-- start of DATA SUPPLIED --

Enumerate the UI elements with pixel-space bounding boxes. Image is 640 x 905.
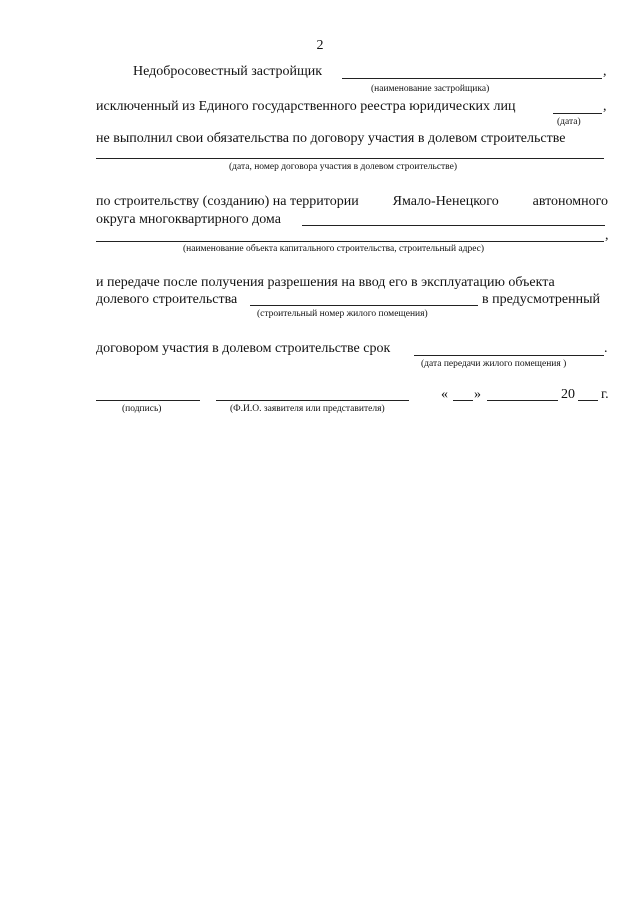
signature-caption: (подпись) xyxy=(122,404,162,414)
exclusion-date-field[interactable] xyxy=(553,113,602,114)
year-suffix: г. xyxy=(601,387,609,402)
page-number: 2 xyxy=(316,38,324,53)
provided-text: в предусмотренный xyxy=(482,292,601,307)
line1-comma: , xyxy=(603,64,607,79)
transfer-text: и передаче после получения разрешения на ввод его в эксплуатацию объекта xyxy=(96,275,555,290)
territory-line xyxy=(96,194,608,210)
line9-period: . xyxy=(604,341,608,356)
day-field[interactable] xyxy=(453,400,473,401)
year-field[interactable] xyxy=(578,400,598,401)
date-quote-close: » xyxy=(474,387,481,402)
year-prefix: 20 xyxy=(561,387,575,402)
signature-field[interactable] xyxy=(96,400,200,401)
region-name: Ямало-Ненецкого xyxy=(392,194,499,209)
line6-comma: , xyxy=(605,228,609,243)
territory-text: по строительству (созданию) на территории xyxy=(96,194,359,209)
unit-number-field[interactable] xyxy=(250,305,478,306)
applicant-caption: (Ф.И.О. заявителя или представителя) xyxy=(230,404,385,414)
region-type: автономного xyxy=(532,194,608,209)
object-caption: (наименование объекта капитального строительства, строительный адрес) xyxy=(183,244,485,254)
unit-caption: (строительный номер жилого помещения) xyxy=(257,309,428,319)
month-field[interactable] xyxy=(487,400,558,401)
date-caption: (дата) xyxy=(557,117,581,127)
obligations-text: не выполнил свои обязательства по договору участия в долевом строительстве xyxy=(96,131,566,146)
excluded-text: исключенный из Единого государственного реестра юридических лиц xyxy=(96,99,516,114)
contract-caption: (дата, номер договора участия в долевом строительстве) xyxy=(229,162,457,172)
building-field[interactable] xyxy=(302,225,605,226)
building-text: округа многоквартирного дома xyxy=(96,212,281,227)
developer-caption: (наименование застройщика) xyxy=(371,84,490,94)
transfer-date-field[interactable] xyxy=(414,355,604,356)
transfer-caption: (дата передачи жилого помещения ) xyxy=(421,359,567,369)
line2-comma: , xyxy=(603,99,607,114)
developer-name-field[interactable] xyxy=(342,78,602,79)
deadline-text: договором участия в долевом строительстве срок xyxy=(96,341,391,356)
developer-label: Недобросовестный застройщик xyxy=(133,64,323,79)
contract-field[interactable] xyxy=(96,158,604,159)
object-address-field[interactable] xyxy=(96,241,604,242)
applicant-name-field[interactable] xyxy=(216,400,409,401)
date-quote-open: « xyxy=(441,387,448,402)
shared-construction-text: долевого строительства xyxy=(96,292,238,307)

-- end of DATA SUPPLIED --
-- start of DATA SUPPLIED --

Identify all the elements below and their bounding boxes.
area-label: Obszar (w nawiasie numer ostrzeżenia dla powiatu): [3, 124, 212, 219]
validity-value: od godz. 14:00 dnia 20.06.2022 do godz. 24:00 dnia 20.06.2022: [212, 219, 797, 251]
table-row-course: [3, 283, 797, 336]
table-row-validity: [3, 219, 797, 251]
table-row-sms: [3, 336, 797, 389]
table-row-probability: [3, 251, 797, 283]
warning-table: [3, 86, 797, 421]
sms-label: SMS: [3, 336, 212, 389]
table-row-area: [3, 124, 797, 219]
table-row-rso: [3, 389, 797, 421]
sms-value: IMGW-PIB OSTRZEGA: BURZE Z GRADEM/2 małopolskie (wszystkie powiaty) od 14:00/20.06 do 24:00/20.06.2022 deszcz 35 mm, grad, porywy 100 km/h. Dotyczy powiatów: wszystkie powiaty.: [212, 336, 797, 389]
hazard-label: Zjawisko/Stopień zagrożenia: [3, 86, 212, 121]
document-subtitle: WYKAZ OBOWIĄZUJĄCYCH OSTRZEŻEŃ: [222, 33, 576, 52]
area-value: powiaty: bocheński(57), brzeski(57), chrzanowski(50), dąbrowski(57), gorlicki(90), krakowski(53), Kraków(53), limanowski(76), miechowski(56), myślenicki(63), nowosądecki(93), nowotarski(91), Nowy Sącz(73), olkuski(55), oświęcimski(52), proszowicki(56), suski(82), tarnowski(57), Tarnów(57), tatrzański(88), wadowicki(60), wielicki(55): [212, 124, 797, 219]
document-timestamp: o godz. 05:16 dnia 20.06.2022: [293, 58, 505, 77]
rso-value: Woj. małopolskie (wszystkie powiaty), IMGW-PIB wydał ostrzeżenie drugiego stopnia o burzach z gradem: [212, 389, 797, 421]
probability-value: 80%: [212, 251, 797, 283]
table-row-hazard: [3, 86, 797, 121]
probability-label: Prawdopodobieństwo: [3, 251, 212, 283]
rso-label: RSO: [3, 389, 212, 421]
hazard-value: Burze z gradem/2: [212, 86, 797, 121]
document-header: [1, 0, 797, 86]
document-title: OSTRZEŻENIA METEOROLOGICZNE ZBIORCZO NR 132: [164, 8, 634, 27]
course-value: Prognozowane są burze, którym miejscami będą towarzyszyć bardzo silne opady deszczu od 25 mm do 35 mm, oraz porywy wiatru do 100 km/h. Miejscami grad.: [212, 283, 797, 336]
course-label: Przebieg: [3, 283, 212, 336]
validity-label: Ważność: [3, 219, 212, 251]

-- end of DATA SUPPLIED --
-- start of DATA SUPPLIED --

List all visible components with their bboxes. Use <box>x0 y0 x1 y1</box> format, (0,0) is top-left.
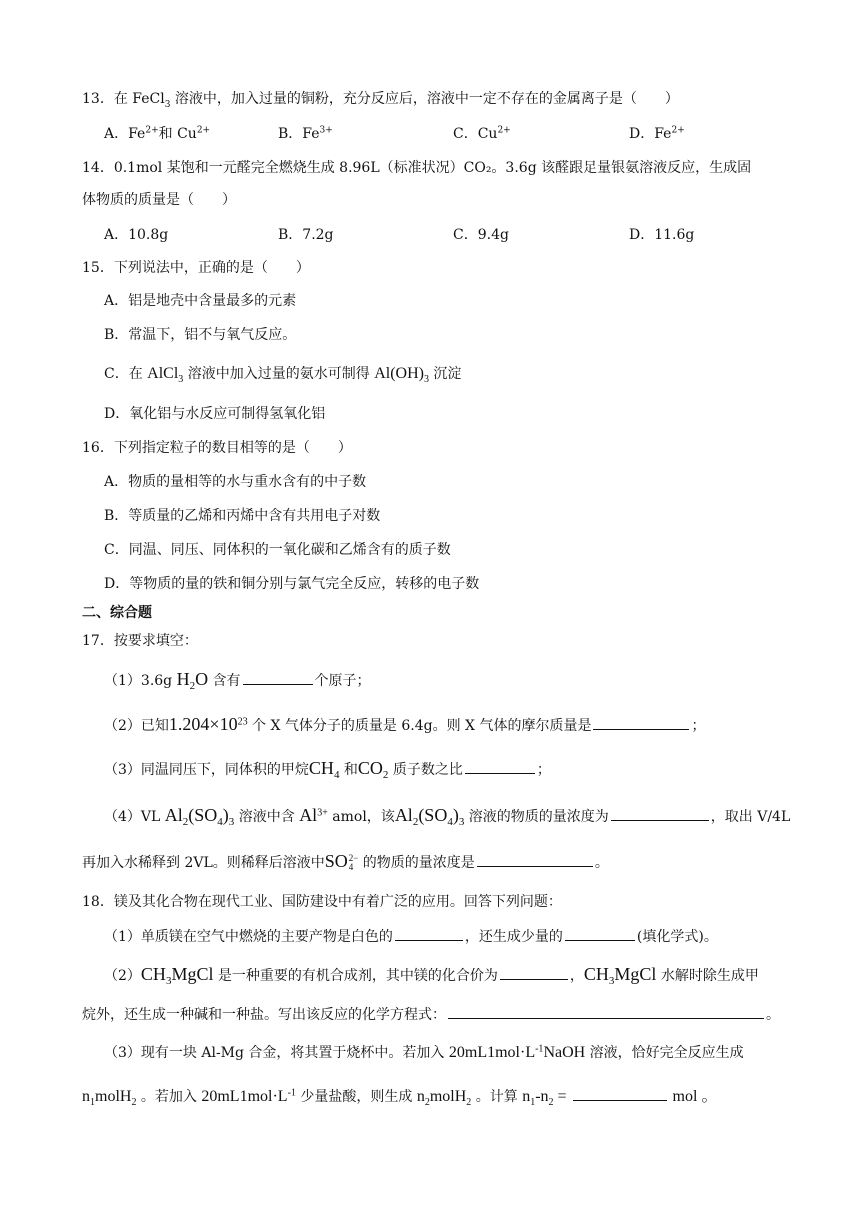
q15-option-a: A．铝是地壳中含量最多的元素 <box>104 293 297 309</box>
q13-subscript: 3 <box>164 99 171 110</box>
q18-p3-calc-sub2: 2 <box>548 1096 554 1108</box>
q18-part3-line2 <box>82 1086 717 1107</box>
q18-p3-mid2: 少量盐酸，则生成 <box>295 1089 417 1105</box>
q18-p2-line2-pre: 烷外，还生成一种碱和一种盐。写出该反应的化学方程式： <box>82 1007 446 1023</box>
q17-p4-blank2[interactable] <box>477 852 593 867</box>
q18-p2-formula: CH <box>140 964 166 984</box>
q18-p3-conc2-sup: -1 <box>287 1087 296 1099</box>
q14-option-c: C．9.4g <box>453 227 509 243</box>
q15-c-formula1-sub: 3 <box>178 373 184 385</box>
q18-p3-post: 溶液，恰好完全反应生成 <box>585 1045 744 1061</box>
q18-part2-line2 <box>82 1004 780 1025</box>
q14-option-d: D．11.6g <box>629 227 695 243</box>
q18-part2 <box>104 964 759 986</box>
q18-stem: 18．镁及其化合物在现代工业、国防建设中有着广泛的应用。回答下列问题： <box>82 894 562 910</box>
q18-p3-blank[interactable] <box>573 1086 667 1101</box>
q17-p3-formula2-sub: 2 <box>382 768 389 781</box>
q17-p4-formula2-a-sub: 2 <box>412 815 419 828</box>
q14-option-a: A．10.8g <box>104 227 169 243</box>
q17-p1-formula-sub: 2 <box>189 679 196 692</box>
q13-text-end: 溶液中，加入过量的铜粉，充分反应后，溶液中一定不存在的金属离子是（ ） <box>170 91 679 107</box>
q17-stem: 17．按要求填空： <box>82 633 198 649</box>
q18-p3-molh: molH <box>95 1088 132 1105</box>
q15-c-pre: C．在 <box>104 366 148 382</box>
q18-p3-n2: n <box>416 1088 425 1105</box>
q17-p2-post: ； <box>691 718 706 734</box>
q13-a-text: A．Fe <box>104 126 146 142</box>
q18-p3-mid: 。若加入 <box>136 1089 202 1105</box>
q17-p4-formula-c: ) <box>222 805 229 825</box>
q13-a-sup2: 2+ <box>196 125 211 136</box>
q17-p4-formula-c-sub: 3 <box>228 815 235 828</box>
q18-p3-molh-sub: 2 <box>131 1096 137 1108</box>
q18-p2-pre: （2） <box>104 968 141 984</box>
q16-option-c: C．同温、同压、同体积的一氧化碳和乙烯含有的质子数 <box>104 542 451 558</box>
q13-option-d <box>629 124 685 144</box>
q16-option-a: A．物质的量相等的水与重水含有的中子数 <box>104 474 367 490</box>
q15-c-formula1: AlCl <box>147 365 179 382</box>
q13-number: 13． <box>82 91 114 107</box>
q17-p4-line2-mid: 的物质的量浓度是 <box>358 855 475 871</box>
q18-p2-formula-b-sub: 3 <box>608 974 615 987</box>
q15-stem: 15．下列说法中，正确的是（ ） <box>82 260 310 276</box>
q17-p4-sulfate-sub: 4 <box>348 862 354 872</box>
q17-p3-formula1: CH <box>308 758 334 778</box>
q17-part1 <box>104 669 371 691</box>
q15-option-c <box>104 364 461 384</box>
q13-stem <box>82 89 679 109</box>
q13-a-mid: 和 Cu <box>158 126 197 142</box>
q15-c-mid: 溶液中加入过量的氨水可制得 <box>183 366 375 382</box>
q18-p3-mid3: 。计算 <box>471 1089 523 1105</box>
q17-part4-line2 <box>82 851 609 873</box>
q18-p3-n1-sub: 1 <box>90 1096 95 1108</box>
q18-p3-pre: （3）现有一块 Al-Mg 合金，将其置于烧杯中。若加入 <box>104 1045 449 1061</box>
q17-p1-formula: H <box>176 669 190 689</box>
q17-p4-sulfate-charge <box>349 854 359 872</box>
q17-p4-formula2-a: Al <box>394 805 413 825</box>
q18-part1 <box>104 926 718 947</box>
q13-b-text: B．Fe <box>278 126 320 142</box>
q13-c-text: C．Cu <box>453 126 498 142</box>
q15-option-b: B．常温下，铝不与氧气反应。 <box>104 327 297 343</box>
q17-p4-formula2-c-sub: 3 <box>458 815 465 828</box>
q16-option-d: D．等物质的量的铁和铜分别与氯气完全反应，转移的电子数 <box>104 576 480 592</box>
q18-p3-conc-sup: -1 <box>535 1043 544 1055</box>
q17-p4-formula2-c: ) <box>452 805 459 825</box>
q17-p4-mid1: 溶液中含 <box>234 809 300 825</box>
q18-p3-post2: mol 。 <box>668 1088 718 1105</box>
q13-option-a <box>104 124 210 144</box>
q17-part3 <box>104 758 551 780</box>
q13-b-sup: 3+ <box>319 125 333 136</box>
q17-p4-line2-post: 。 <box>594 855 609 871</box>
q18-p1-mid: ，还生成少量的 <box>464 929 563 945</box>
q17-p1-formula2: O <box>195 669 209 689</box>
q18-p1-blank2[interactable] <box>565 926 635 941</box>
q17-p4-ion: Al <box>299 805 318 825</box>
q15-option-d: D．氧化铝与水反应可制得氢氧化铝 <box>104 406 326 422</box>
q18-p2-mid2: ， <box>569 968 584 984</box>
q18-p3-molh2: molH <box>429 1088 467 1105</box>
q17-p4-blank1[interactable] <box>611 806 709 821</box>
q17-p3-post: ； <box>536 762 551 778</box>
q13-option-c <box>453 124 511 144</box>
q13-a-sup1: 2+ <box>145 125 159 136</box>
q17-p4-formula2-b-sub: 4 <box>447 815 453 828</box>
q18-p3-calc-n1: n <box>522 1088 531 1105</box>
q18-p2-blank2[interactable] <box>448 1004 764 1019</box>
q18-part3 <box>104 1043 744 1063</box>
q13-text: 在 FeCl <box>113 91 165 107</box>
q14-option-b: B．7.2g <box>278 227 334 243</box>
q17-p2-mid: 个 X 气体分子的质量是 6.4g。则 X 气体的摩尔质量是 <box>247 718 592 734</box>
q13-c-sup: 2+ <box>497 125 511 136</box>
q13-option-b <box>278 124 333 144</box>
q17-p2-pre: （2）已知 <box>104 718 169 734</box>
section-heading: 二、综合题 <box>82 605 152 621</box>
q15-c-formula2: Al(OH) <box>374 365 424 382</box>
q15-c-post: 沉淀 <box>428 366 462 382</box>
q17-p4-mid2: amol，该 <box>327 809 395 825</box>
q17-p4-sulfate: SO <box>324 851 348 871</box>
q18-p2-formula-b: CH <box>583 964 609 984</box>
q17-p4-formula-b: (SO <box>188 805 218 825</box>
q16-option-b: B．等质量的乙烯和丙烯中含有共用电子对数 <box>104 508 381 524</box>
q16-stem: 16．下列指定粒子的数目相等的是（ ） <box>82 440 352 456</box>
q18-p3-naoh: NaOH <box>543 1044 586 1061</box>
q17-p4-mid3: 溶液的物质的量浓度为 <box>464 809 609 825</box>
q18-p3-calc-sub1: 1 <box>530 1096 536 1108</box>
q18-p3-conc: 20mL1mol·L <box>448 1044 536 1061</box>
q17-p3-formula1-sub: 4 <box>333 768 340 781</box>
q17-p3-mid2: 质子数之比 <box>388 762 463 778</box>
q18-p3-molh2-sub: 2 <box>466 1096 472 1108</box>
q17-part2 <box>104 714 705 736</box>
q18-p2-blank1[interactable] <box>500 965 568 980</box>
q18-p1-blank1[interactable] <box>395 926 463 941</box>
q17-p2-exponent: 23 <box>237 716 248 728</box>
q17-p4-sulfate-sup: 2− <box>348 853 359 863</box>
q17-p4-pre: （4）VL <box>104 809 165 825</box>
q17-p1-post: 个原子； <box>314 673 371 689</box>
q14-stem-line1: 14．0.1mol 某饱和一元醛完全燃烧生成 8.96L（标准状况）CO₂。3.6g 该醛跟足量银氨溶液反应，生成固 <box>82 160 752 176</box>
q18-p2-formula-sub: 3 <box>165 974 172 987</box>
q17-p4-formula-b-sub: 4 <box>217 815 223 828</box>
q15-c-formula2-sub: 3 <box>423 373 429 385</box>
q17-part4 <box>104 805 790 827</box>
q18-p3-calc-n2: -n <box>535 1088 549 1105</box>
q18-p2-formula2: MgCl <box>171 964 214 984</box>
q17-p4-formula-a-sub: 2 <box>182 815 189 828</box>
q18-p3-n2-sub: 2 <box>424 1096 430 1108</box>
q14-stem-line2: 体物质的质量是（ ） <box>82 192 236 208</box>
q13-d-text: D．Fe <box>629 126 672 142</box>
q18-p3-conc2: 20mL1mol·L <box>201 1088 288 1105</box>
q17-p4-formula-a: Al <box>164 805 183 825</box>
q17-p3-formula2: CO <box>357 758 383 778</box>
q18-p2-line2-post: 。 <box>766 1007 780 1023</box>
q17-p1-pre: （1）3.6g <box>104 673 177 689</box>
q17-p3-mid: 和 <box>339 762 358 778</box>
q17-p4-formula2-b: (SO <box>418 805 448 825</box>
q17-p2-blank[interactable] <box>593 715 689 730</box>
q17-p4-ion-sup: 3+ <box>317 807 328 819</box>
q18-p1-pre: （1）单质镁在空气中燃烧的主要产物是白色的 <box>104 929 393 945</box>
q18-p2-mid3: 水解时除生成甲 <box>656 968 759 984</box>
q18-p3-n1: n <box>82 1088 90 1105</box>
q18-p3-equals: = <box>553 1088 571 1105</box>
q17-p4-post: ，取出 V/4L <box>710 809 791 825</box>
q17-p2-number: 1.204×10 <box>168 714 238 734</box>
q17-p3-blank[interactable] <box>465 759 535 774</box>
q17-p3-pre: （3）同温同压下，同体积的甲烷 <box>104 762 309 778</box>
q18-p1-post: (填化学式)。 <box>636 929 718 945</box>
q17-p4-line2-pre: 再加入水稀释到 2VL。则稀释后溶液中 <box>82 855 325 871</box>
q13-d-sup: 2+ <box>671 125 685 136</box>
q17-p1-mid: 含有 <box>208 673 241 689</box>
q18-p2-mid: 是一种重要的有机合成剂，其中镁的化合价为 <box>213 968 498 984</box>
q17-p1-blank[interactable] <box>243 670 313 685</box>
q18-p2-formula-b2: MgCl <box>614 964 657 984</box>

-- end of DATA SUPPLIED --

*GOAL OF THE EXERCISE*. Quote the lines of the data between the line containing "Identify all the" and the line containing "document-title: OSTRZEŻENIA METEOROLOGICZNE", inclusive.

*OUTPUT*.
Identify all the elements below and their bounding boxes.
area-label: Obszar (w nawiasie numer ostrzeżenia dla powiatu): [3, 124, 212, 219]
validity-value: od godz. 14:00 dnia 20.06.2022 do godz. 24:00 dnia 20.06.2022: [212, 219, 797, 251]
table-row-course: [3, 283, 797, 336]
table-row-validity: [3, 219, 797, 251]
table-row-sms: [3, 336, 797, 389]
table-row-probability: [3, 251, 797, 283]
warning-table: [3, 86, 797, 421]
sms-label: SMS: [3, 336, 212, 389]
table-row-area: [3, 124, 797, 219]
table-row-rso: [3, 389, 797, 421]
sms-value: IMGW-PIB OSTRZEGA: BURZE Z GRADEM/2 małopolskie (wszystkie powiaty) od 14:00/20.06 do 24:00/20.06.2022 deszcz 35 mm, grad, porywy 100 km/h. Dotyczy powiatów: wszystkie powiaty.: [212, 336, 797, 389]
hazard-label: Zjawisko/Stopień zagrożenia: [3, 86, 212, 121]
document-subtitle: WYKAZ OBOWIĄZUJĄCYCH OSTRZEŻEŃ: [222, 33, 576, 52]
area-value: powiaty: bocheński(57), brzeski(57), chrzanowski(50), dąbrowski(57), gorlicki(90), krakowski(53), Kraków(53), limanowski(76), miechowski(56), myślenicki(63), nowosądecki(93), nowotarski(91), Nowy Sącz(73), olkuski(55), oświęcimski(52), proszowicki(56), suski(82), tarnowski(57), Tarnów(57), tatrzański(88), wadowicki(60), wielicki(55): [212, 124, 797, 219]
document-timestamp: o godz. 05:16 dnia 20.06.2022: [293, 58, 505, 77]
rso-value: Woj. małopolskie (wszystkie powiaty), IMGW-PIB wydał ostrzeżenie drugiego stopnia o burzach z gradem: [212, 389, 797, 421]
probability-value: 80%: [212, 251, 797, 283]
table-row-hazard: [3, 86, 797, 121]
probability-label: Prawdopodobieństwo: [3, 251, 212, 283]
rso-label: RSO: [3, 389, 212, 421]
hazard-value: Burze z gradem/2: [212, 86, 797, 121]
document-header: [1, 0, 797, 86]
document-title: OSTRZEŻENIA METEOROLOGICZNE ZBIORCZO NR 132: [164, 8, 634, 27]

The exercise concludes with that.